__WHAT IS BEING ASKED__
Repeat each entry as written and leave the images out of the copy.

__MATERIAL PROVIDED__
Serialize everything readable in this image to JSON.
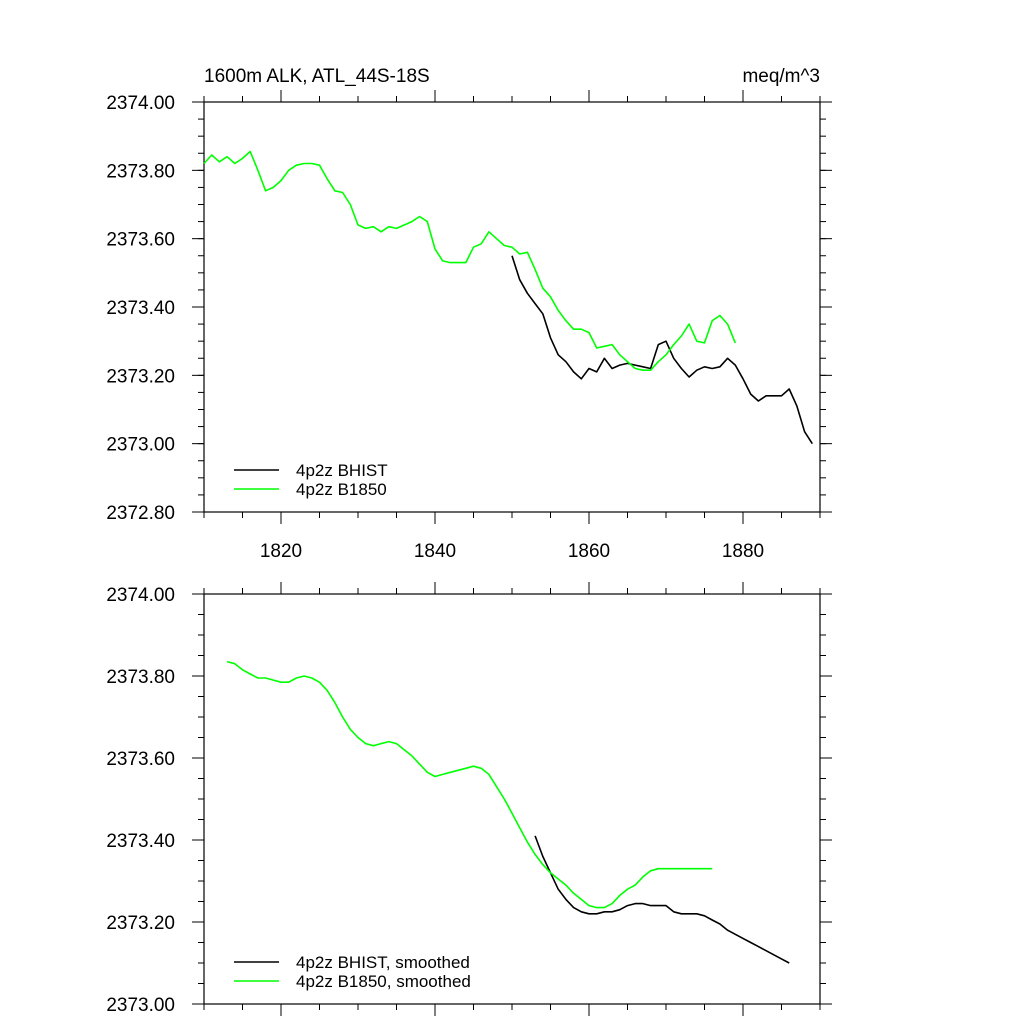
{
  "chart_data": [
    {
      "type": "line",
      "title_left": "1600m ALK, ATL_44S-18S",
      "title_right": "meq/m^3",
      "xlim": [
        1810,
        1890
      ],
      "ylim": [
        2372.8,
        2374.0
      ],
      "yticks": [
        2372.8,
        2373.0,
        2373.2,
        2373.4,
        2373.6,
        2373.8,
        2374.0
      ],
      "ytick_labels": [
        "2372.80",
        "2373.00",
        "2373.20",
        "2373.40",
        "2373.60",
        "2373.80",
        "2374.00"
      ],
      "xticks": [
        1820,
        1840,
        1860,
        1880
      ],
      "xtick_labels": [
        "1820",
        "1840",
        "1860",
        "1880"
      ],
      "legend_position": "bottom-left",
      "series": [
        {
          "name": "4p2z BHIST",
          "color": "#000000",
          "x": [
            1850,
            1851,
            1852,
            1853,
            1854,
            1855,
            1856,
            1857,
            1858,
            1859,
            1860,
            1861,
            1862,
            1863,
            1864,
            1865,
            1866,
            1867,
            1868,
            1869,
            1870,
            1871,
            1872,
            1873,
            1874,
            1875,
            1876,
            1877,
            1878,
            1879,
            1880,
            1881,
            1882,
            1883,
            1884,
            1885,
            1886,
            1887,
            1888,
            1889
          ],
          "y": [
            2373.55,
            2373.48,
            2373.44,
            2373.41,
            2373.38,
            2373.31,
            2373.26,
            2373.24,
            2373.21,
            2373.19,
            2373.22,
            2373.21,
            2373.25,
            2373.22,
            2373.23,
            2373.235,
            2373.23,
            2373.225,
            2373.22,
            2373.29,
            2373.3,
            2373.25,
            2373.22,
            2373.195,
            2373.215,
            2373.225,
            2373.22,
            2373.225,
            2373.25,
            2373.23,
            2373.19,
            2373.145,
            2373.125,
            2373.14,
            2373.14,
            2373.14,
            2373.16,
            2373.11,
            2373.035,
            2373.0
          ]
        },
        {
          "name": "4p2z B1850",
          "color": "#00ff00",
          "x": [
            1810,
            1811,
            1812,
            1813,
            1814,
            1815,
            1816,
            1817,
            1818,
            1819,
            1820,
            1821,
            1822,
            1823,
            1824,
            1825,
            1826,
            1827,
            1828,
            1829,
            1830,
            1831,
            1832,
            1833,
            1834,
            1835,
            1836,
            1837,
            1838,
            1839,
            1840,
            1841,
            1842,
            1843,
            1844,
            1845,
            1846,
            1847,
            1848,
            1849,
            1850,
            1851,
            1852,
            1853,
            1854,
            1855,
            1856,
            1857,
            1858,
            1859,
            1860,
            1861,
            1862,
            1863,
            1864,
            1865,
            1866,
            1867,
            1868,
            1869,
            1870,
            1871,
            1872,
            1873,
            1874,
            1875,
            1876,
            1877,
            1878,
            1879
          ],
          "y": [
            2373.82,
            2373.845,
            2373.825,
            2373.84,
            2373.82,
            2373.835,
            2373.855,
            2373.8,
            2373.74,
            2373.75,
            2373.77,
            2373.8,
            2373.815,
            2373.82,
            2373.82,
            2373.815,
            2373.775,
            2373.74,
            2373.735,
            2373.7,
            2373.64,
            2373.63,
            2373.635,
            2373.62,
            2373.635,
            2373.63,
            2373.64,
            2373.65,
            2373.665,
            2373.65,
            2373.57,
            2373.535,
            2373.53,
            2373.53,
            2373.53,
            2373.575,
            2373.585,
            2373.62,
            2373.6,
            2373.58,
            2373.575,
            2373.555,
            2373.56,
            2373.51,
            2373.455,
            2373.43,
            2373.39,
            2373.36,
            2373.335,
            2373.335,
            2373.325,
            2373.28,
            2373.285,
            2373.29,
            2373.26,
            2373.24,
            2373.22,
            2373.215,
            2373.215,
            2373.24,
            2373.26,
            2373.29,
            2373.315,
            2373.35,
            2373.3,
            2373.295,
            2373.36,
            2373.375,
            2373.35,
            2373.295
          ]
        }
      ]
    },
    {
      "type": "line",
      "xlim": [
        1810,
        1890
      ],
      "ylim": [
        2373.0,
        2374.0
      ],
      "yticks": [
        2373.0,
        2373.2,
        2373.4,
        2373.6,
        2373.8,
        2374.0
      ],
      "ytick_labels": [
        "2373.00",
        "2373.20",
        "2373.40",
        "2373.60",
        "2373.80",
        "2374.00"
      ],
      "xticks": [
        1820,
        1840,
        1860,
        1880
      ],
      "legend_position": "bottom-left",
      "series": [
        {
          "name": "4p2z BHIST, smoothed",
          "color": "#000000",
          "x": [
            1853,
            1854,
            1855,
            1856,
            1857,
            1858,
            1859,
            1860,
            1861,
            1862,
            1863,
            1864,
            1865,
            1866,
            1867,
            1868,
            1869,
            1870,
            1871,
            1872,
            1873,
            1874,
            1875,
            1876,
            1877,
            1878,
            1879,
            1880,
            1881,
            1882,
            1883,
            1884,
            1885,
            1886
          ],
          "y": [
            2373.41,
            2373.36,
            2373.32,
            2373.28,
            2373.255,
            2373.235,
            2373.225,
            2373.22,
            2373.22,
            2373.225,
            2373.225,
            2373.23,
            2373.24,
            2373.245,
            2373.245,
            2373.24,
            2373.24,
            2373.24,
            2373.225,
            2373.22,
            2373.22,
            2373.22,
            2373.215,
            2373.205,
            2373.195,
            2373.18,
            2373.17,
            2373.16,
            2373.15,
            2373.14,
            2373.13,
            2373.12,
            2373.11,
            2373.1
          ]
        },
        {
          "name": "4p2z B1850, smoothed",
          "color": "#00ff00",
          "x": [
            1813,
            1814,
            1815,
            1816,
            1817,
            1818,
            1819,
            1820,
            1821,
            1822,
            1823,
            1824,
            1825,
            1826,
            1827,
            1828,
            1829,
            1830,
            1831,
            1832,
            1833,
            1834,
            1835,
            1836,
            1837,
            1838,
            1839,
            1840,
            1841,
            1842,
            1843,
            1844,
            1845,
            1846,
            1847,
            1848,
            1849,
            1850,
            1851,
            1852,
            1853,
            1854,
            1855,
            1856,
            1857,
            1858,
            1859,
            1860,
            1861,
            1862,
            1863,
            1864,
            1865,
            1866,
            1867,
            1868,
            1869,
            1870,
            1871,
            1872,
            1873,
            1874,
            1875,
            1876
          ],
          "y": [
            2373.835,
            2373.83,
            2373.815,
            2373.805,
            2373.795,
            2373.795,
            2373.79,
            2373.785,
            2373.785,
            2373.795,
            2373.8,
            2373.795,
            2373.785,
            2373.765,
            2373.735,
            2373.7,
            2373.67,
            2373.65,
            2373.635,
            2373.63,
            2373.635,
            2373.64,
            2373.635,
            2373.62,
            2373.605,
            2373.585,
            2373.565,
            2373.555,
            2373.56,
            2373.565,
            2373.57,
            2373.575,
            2373.58,
            2373.575,
            2373.56,
            2373.53,
            2373.5,
            2373.465,
            2373.43,
            2373.395,
            2373.365,
            2373.34,
            2373.32,
            2373.305,
            2373.29,
            2373.27,
            2373.255,
            2373.24,
            2373.235,
            2373.235,
            2373.245,
            2373.265,
            2373.28,
            2373.29,
            2373.31,
            2373.325,
            2373.33,
            2373.33,
            2373.33,
            2373.33,
            2373.33,
            2373.33,
            2373.33,
            2373.33
          ]
        }
      ]
    }
  ]
}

__EXPECTED ANSWER__
Serialize everything readable in this image to JSON.
{
  "chart_data": [
    {
      "type": "line",
      "title_left": "1600m ALK, ATL_44S-18S",
      "title_right": "meq/m^3",
      "xlim": [
        1810,
        1890
      ],
      "ylim": [
        2372.8,
        2374.0
      ],
      "yticks": [
        2372.8,
        2373.0,
        2373.2,
        2373.4,
        2373.6,
        2373.8,
        2374.0
      ],
      "ytick_labels": [
        "2372.80",
        "2373.00",
        "2373.20",
        "2373.40",
        "2373.60",
        "2373.80",
        "2374.00"
      ],
      "xticks": [
        1820,
        1840,
        1860,
        1880
      ],
      "xtick_labels": [
        "1820",
        "1840",
        "1860",
        "1880"
      ],
      "legend_position": "bottom-left",
      "series": [
        {
          "name": "4p2z BHIST",
          "color": "#000000",
          "x": [
            1850,
            1851,
            1852,
            1853,
            1854,
            1855,
            1856,
            1857,
            1858,
            1859,
            1860,
            1861,
            1862,
            1863,
            1864,
            1865,
            1866,
            1867,
            1868,
            1869,
            1870,
            1871,
            1872,
            1873,
            1874,
            1875,
            1876,
            1877,
            1878,
            1879,
            1880,
            1881,
            1882,
            1883,
            1884,
            1885,
            1886,
            1887,
            1888,
            1889
          ],
          "y": [
            2373.55,
            2373.48,
            2373.44,
            2373.41,
            2373.38,
            2373.31,
            2373.26,
            2373.24,
            2373.21,
            2373.19,
            2373.22,
            2373.21,
            2373.25,
            2373.22,
            2373.23,
            2373.235,
            2373.23,
            2373.225,
            2373.22,
            2373.29,
            2373.3,
            2373.25,
            2373.22,
            2373.195,
            2373.215,
            2373.225,
            2373.22,
            2373.225,
            2373.25,
            2373.23,
            2373.19,
            2373.145,
            2373.125,
            2373.14,
            2373.14,
            2373.14,
            2373.16,
            2373.11,
            2373.035,
            2373.0
          ]
        },
        {
          "name": "4p2z B1850",
          "color": "#00ff00",
          "x": [
            1810,
            1811,
            1812,
            1813,
            1814,
            1815,
            1816,
            1817,
            1818,
            1819,
            1820,
            1821,
            1822,
            1823,
            1824,
            1825,
            1826,
            1827,
            1828,
            1829,
            1830,
            1831,
            1832,
            1833,
            1834,
            1835,
            1836,
            1837,
            1838,
            1839,
            1840,
            1841,
            1842,
            1843,
            1844,
            1845,
            1846,
            1847,
            1848,
            1849,
            1850,
            1851,
            1852,
            1853,
            1854,
            1855,
            1856,
            1857,
            1858,
            1859,
            1860,
            1861,
            1862,
            1863,
            1864,
            1865,
            1866,
            1867,
            1868,
            1869,
            1870,
            1871,
            1872,
            1873,
            1874,
            1875,
            1876,
            1877,
            1878,
            1879
          ],
          "y": [
            2373.82,
            2373.845,
            2373.825,
            2373.84,
            2373.82,
            2373.835,
            2373.855,
            2373.8,
            2373.74,
            2373.75,
            2373.77,
            2373.8,
            2373.815,
            2373.82,
            2373.82,
            2373.815,
            2373.775,
            2373.74,
            2373.735,
            2373.7,
            2373.64,
            2373.63,
            2373.635,
            2373.62,
            2373.635,
            2373.63,
            2373.64,
            2373.65,
            2373.665,
            2373.65,
            2373.57,
            2373.535,
            2373.53,
            2373.53,
            2373.53,
            2373.575,
            2373.585,
            2373.62,
            2373.6,
            2373.58,
            2373.575,
            2373.555,
            2373.56,
            2373.51,
            2373.455,
            2373.43,
            2373.39,
            2373.36,
            2373.335,
            2373.335,
            2373.325,
            2373.28,
            2373.285,
            2373.29,
            2373.26,
            2373.24,
            2373.22,
            2373.215,
            2373.215,
            2373.24,
            2373.26,
            2373.29,
            2373.315,
            2373.35,
            2373.3,
            2373.295,
            2373.36,
            2373.375,
            2373.35,
            2373.295
          ]
        }
      ]
    },
    {
      "type": "line",
      "xlim": [
        1810,
        1890
      ],
      "ylim": [
        2373.0,
        2374.0
      ],
      "yticks": [
        2373.0,
        2373.2,
        2373.4,
        2373.6,
        2373.8,
        2374.0
      ],
      "ytick_labels": [
        "2373.00",
        "2373.20",
        "2373.40",
        "2373.60",
        "2373.80",
        "2374.00"
      ],
      "xticks": [
        1820,
        1840,
        1860,
        1880
      ],
      "legend_position": "bottom-left",
      "series": [
        {
          "name": "4p2z BHIST, smoothed",
          "color": "#000000",
          "x": [
            1853,
            1854,
            1855,
            1856,
            1857,
            1858,
            1859,
            1860,
            1861,
            1862,
            1863,
            1864,
            1865,
            1866,
            1867,
            1868,
            1869,
            1870,
            1871,
            1872,
            1873,
            1874,
            1875,
            1876,
            1877,
            1878,
            1879,
            1880,
            1881,
            1882,
            1883,
            1884,
            1885,
            1886
          ],
          "y": [
            2373.41,
            2373.36,
            2373.32,
            2373.28,
            2373.255,
            2373.235,
            2373.225,
            2373.22,
            2373.22,
            2373.225,
            2373.225,
            2373.23,
            2373.24,
            2373.245,
            2373.245,
            2373.24,
            2373.24,
            2373.24,
            2373.225,
            2373.22,
            2373.22,
            2373.22,
            2373.215,
            2373.205,
            2373.195,
            2373.18,
            2373.17,
            2373.16,
            2373.15,
            2373.14,
            2373.13,
            2373.12,
            2373.11,
            2373.1
          ]
        },
        {
          "name": "4p2z B1850, smoothed",
          "color": "#00ff00",
          "x": [
            1813,
            1814,
            1815,
            1816,
            1817,
            1818,
            1819,
            1820,
            1821,
            1822,
            1823,
            1824,
            1825,
            1826,
            1827,
            1828,
            1829,
            1830,
            1831,
            1832,
            1833,
            1834,
            1835,
            1836,
            1837,
            1838,
            1839,
            1840,
            1841,
            1842,
            1843,
            1844,
            1845,
            1846,
            1847,
            1848,
            1849,
            1850,
            1851,
            1852,
            1853,
            1854,
            1855,
            1856,
            1857,
            1858,
            1859,
            1860,
            1861,
            1862,
            1863,
            1864,
            1865,
            1866,
            1867,
            1868,
            1869,
            1870,
            1871,
            1872,
            1873,
            1874,
            1875,
            1876
          ],
          "y": [
            2373.835,
            2373.83,
            2373.815,
            2373.805,
            2373.795,
            2373.795,
            2373.79,
            2373.785,
            2373.785,
            2373.795,
            2373.8,
            2373.795,
            2373.785,
            2373.765,
            2373.735,
            2373.7,
            2373.67,
            2373.65,
            2373.635,
            2373.63,
            2373.635,
            2373.64,
            2373.635,
            2373.62,
            2373.605,
            2373.585,
            2373.565,
            2373.555,
            2373.56,
            2373.565,
            2373.57,
            2373.575,
            2373.58,
            2373.575,
            2373.56,
            2373.53,
            2373.5,
            2373.465,
            2373.43,
            2373.395,
            2373.365,
            2373.34,
            2373.32,
            2373.305,
            2373.29,
            2373.27,
            2373.255,
            2373.24,
            2373.235,
            2373.235,
            2373.245,
            2373.265,
            2373.28,
            2373.29,
            2373.31,
            2373.325,
            2373.33,
            2373.33,
            2373.33,
            2373.33,
            2373.33,
            2373.33,
            2373.33,
            2373.33
          ]
        }
      ]
    }
  ]
}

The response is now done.